* [INSTRUCTIONS FOR THE TASK] Render every entry verbatim.

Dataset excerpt
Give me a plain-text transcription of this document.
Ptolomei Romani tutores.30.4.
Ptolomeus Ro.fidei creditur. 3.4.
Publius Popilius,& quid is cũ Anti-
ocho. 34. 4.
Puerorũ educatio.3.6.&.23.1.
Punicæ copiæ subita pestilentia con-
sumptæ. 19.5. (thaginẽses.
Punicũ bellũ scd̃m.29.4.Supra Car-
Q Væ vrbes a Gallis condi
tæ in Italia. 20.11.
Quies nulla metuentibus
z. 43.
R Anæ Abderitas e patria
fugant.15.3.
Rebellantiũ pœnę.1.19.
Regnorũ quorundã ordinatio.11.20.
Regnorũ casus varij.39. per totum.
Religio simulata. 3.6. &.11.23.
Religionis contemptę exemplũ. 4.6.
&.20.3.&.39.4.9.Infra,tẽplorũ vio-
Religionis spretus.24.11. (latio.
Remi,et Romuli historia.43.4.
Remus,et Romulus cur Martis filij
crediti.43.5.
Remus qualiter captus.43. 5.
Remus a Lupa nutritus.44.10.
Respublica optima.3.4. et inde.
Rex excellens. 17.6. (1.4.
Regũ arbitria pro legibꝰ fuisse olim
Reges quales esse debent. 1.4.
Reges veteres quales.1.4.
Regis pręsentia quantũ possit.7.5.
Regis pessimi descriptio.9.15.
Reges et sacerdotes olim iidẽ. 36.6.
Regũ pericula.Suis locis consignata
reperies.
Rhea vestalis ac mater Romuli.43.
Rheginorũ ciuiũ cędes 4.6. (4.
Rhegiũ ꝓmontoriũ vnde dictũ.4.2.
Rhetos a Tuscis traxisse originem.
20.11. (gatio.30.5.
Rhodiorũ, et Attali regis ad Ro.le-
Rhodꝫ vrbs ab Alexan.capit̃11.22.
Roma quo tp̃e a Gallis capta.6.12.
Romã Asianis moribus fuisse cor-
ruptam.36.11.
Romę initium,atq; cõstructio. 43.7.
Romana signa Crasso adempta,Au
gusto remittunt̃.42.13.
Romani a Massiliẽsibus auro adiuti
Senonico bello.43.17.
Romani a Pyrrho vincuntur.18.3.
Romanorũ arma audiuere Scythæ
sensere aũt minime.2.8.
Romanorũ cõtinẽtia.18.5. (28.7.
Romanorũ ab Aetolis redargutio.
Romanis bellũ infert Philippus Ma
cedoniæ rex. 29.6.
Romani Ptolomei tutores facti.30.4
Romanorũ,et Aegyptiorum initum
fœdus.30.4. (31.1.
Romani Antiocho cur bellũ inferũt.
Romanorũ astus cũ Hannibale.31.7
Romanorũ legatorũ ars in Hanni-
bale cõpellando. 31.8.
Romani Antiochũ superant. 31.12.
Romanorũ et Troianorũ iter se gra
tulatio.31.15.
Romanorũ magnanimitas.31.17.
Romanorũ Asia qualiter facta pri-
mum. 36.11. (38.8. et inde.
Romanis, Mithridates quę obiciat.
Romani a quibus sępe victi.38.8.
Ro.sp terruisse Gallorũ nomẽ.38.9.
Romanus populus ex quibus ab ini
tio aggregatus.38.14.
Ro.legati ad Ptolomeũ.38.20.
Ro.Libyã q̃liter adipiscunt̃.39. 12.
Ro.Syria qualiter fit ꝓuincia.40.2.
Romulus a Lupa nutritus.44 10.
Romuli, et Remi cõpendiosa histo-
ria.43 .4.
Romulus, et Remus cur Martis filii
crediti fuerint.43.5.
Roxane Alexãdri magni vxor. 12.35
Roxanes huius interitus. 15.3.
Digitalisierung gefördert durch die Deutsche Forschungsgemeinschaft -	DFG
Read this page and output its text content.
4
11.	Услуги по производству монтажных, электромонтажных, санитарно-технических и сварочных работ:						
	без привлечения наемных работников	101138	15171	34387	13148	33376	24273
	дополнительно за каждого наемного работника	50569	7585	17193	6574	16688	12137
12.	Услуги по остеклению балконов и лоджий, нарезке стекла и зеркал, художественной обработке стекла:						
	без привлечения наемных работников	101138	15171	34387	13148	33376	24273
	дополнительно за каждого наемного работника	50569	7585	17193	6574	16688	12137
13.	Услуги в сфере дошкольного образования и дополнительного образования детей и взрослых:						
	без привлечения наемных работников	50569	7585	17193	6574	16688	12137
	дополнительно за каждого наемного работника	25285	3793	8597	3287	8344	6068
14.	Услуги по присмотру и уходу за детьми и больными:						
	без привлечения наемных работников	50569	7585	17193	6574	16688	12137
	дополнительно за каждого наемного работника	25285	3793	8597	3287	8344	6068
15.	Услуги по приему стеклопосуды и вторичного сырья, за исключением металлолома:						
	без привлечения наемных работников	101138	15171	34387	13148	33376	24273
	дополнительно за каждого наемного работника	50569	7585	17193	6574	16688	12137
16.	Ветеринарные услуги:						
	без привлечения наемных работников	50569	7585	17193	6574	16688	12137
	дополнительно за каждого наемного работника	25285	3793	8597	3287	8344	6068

* [ANSWER FOR THIS EXERCISE]
Give me a plain-text transcription of this document.
Ptolomei Romani tutores.30.4.
Ptolomeus Ro.fidei creditur. 3.4.
Publius Popilius,& quid is cũ Anti-
ocho. 34. 4.
Puerorũ educatio.3.6.&.23.1.
Punicæ copiæ subita pestilentia con-
sumptæ. 19.5. (thaginẽses.
Punicũ bellũ scd̃m.29.4.Supra Car-
Q Væ vrbes a Gallis condi
tæ in Italia. 20.11.
Quies nulla metuentibus
z. 43.
R Anæ Abderitas e patria
fugant.15.3.
Rebellantiũ pœnę.1.19.
Regnorũ quorundã ordinatio.11.20.
Regnorũ casus varij.39. per totum.
Religio simulata. 3.6. &.11.23.
Religionis contemptę exemplũ. 4.6.
&.20.3.&.39.4.9.Infra,tẽplorũ vio-
Religionis spretus.24.11. (latio.
Remi,et Romuli historia.43.4.
Remus,et Romulus cur Martis filij
crediti.43.5.
Remus qualiter captus.43. 5.
Remus a Lupa nutritus.44.10.
Respublica optima.3.4. et inde.
Rex excellens. 17.6. (1.4.
Regũ arbitria pro legibꝰ fuisse olim
Reges quales esse debent. 1.4.
Reges veteres quales.1.4.
Regis pręsentia quantũ possit.7.5.
Regis pessimi descriptio.9.15.
Reges et sacerdotes olim iidẽ. 36.6.
Regũ pericula.Suis locis consignata
reperies.
Rhea vestalis ac mater Romuli.43.
Rheginorũ ciuiũ cędes 4.6. (4.
Rhegiũ ꝓmontoriũ vnde dictũ.4.2.
Rhetos a Tuscis traxisse originem.
20.11. (gatio.30.5.
Rhodiorũ, et Attali regis ad Ro.le-
Rhodꝫ vrbs ab Alexan.capit̃11.22.
Roma quo tp̃e a Gallis capta.6.12.
Romã Asianis moribus fuisse cor-
ruptam.36.11.
Romę initium,atq; cõstructio. 43.7.
Romana signa Crasso adempta,Au
gusto remittunt̃.42.13.
Romani a Massiliẽsibus auro adiuti
Senonico bello.43.17.
Romani a Pyrrho vincuntur.18.3.
Romanorũ arma audiuere Scythæ
sensere aũt minime.2.8.
Romanorũ cõtinẽtia.18.5. (28.7.
Romanorũ ab Aetolis redargutio.
Romanis bellũ infert Philippus Ma
cedoniæ rex. 29.6.
Romani Ptolomei tutores facti.30.4
Romanorũ,et Aegyptiorum initum
fœdus.30.4. (31.1.
Romani Antiocho cur bellũ inferũt.
Romanorũ astus cũ Hannibale.31.7
Romanorũ legatorũ ars in Hanni-
bale cõpellando. 31.8.
Romani Antiochũ superant. 31.12.
Romanorũ et Troianorũ iter se gra
tulatio.31.15.
Romanorũ magnanimitas.31.17.
Romanorũ Asia qualiter facta pri-
mum. 36.11. (38.8. et inde.
Romanis, Mithridates quę obiciat.
Romani a quibus sępe victi.38.8.
Ro.sp terruisse Gallorũ nomẽ.38.9.
Romanus populus ex quibus ab ini
tio aggregatus.38.14.
Ro.legati ad Ptolomeũ.38.20.
Ro.Libyã q̃liter adipiscunt̃.39. 12.
Ro.Syria qualiter fit ꝓuincia.40.2.
Romulus a Lupa nutritus.44 10.
Romuli, et Remi cõpendiosa histo-
ria.43 .4.
Romulus, et Remus cur Martis filii
crediti fuerint.43.5.
Roxane Alexãdri magni vxor. 12.35
Roxanes huius interitus. 15.3.
Digitalisierung gefördert durch die Deutsche Forschungsgemeinschaft -	DFG
Read this page and output its text content.
4
11.	Услуги по производству монтажных, электромонтажных, санитарно-технических и сварочных работ:						
	без привлечения наемных работников	101138	15171	34387	13148	33376	24273
	дополнительно за каждого наемного работника	50569	7585	17193	6574	16688	12137
12.	Услуги по остеклению балконов и лоджий, нарезке стекла и зеркал, художественной обработке стекла:						
	без привлечения наемных работников	101138	15171	34387	13148	33376	24273
	дополнительно за каждого наемного работника	50569	7585	17193	6574	16688	12137
13.	Услуги в сфере дошкольного образования и дополнительного образования детей и взрослых:						
	без привлечения наемных работников	50569	7585	17193	6574	16688	12137
	дополнительно за каждого наемного работника	25285	3793	8597	3287	8344	6068
14.	Услуги по присмотру и уходу за детьми и больными:						
	без привлечения наемных работников	50569	7585	17193	6574	16688	12137
	дополнительно за каждого наемного работника	25285	3793	8597	3287	8344	6068
15.	Услуги по приему стеклопосуды и вторичного сырья, за исключением металлолома:						
	без привлечения наемных работников	101138	15171	34387	13148	33376	24273
	дополнительно за каждого наемного работника	50569	7585	17193	6574	16688	12137
16.	Ветеринарные услуги:						
	без привлечения наемных работников	50569	7585	17193	6574	16688	12137
	дополнительно за каждого наемного работника	25285	3793	8597	3287	8344	6068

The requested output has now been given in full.